▶ **TASK DESCRIPTION**
Print the data exactly, leaving nothing out.

--- Start of RAW DATA ---

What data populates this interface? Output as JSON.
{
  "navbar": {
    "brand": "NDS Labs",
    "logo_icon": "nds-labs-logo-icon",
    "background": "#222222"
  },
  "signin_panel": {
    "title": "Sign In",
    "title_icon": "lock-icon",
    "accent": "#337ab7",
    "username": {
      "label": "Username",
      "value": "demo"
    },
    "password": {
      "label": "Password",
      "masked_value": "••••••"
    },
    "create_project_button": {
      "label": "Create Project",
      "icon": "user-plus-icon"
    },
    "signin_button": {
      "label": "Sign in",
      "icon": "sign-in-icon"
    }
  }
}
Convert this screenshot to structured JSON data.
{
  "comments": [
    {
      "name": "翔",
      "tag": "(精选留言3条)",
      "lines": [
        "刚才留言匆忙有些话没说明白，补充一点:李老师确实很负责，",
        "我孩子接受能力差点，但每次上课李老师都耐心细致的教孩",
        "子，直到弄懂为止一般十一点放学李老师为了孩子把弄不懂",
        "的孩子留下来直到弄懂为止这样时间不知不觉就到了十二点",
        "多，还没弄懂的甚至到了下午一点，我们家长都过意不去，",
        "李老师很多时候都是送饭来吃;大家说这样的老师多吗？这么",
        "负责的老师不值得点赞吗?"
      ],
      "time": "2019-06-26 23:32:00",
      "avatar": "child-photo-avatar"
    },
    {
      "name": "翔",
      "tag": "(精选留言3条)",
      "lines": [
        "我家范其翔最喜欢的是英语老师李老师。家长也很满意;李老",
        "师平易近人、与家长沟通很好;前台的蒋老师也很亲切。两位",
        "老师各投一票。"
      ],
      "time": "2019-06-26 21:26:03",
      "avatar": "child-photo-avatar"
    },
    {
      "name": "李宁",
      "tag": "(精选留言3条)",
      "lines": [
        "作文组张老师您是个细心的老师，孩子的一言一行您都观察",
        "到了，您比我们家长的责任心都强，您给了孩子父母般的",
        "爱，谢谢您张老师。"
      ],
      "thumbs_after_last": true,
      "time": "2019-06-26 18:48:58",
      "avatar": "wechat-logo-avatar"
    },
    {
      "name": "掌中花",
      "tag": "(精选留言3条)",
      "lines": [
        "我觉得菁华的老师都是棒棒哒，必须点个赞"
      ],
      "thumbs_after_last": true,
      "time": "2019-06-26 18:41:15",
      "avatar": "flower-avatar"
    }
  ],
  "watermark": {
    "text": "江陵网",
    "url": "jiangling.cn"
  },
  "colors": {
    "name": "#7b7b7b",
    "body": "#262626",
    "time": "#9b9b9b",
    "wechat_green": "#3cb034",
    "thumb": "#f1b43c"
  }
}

--- End of RAW DATA ---

▶ **RESPONSE TO THE EXERCISE**
What data populates this interface? Output as JSON.
{
  "navbar": {
    "brand": "NDS Labs",
    "logo_icon": "nds-labs-logo-icon",
    "background": "#222222"
  },
  "signin_panel": {
    "title": "Sign In",
    "title_icon": "lock-icon",
    "accent": "#337ab7",
    "username": {
      "label": "Username",
      "value": "demo"
    },
    "password": {
      "label": "Password",
      "masked_value": "••••••"
    },
    "create_project_button": {
      "label": "Create Project",
      "icon": "user-plus-icon"
    },
    "signin_button": {
      "label": "Sign in",
      "icon": "sign-in-icon"
    }
  }
}
Convert this screenshot to structured JSON data.
{
  "comments": [
    {
      "name": "翔",
      "tag": "(精选留言3条)",
      "lines": [
        "刚才留言匆忙有些话没说明白，补充一点:李老师确实很负责，",
        "我孩子接受能力差点，但每次上课李老师都耐心细致的教孩",
        "子，直到弄懂为止一般十一点放学李老师为了孩子把弄不懂",
        "的孩子留下来直到弄懂为止这样时间不知不觉就到了十二点",
        "多，还没弄懂的甚至到了下午一点，我们家长都过意不去，",
        "李老师很多时候都是送饭来吃;大家说这样的老师多吗？这么",
        "负责的老师不值得点赞吗?"
      ],
      "time": "2019-06-26 23:32:00",
      "avatar": "child-photo-avatar"
    },
    {
      "name": "翔",
      "tag": "(精选留言3条)",
      "lines": [
        "我家范其翔最喜欢的是英语老师李老师。家长也很满意;李老",
        "师平易近人、与家长沟通很好;前台的蒋老师也很亲切。两位",
        "老师各投一票。"
      ],
      "time": "2019-06-26 21:26:03",
      "avatar": "child-photo-avatar"
    },
    {
      "name": "李宁",
      "tag": "(精选留言3条)",
      "lines": [
        "作文组张老师您是个细心的老师，孩子的一言一行您都观察",
        "到了，您比我们家长的责任心都强，您给了孩子父母般的",
        "爱，谢谢您张老师。"
      ],
      "thumbs_after_last": true,
      "time": "2019-06-26 18:48:58",
      "avatar": "wechat-logo-avatar"
    },
    {
      "name": "掌中花",
      "tag": "(精选留言3条)",
      "lines": [
        "我觉得菁华的老师都是棒棒哒，必须点个赞"
      ],
      "thumbs_after_last": true,
      "time": "2019-06-26 18:41:15",
      "avatar": "flower-avatar"
    }
  ],
  "watermark": {
    "text": "江陵网",
    "url": "jiangling.cn"
  },
  "colors": {
    "name": "#7b7b7b",
    "body": "#262626",
    "time": "#9b9b9b",
    "wechat_green": "#3cb034",
    "thumb": "#f1b43c"
  }
}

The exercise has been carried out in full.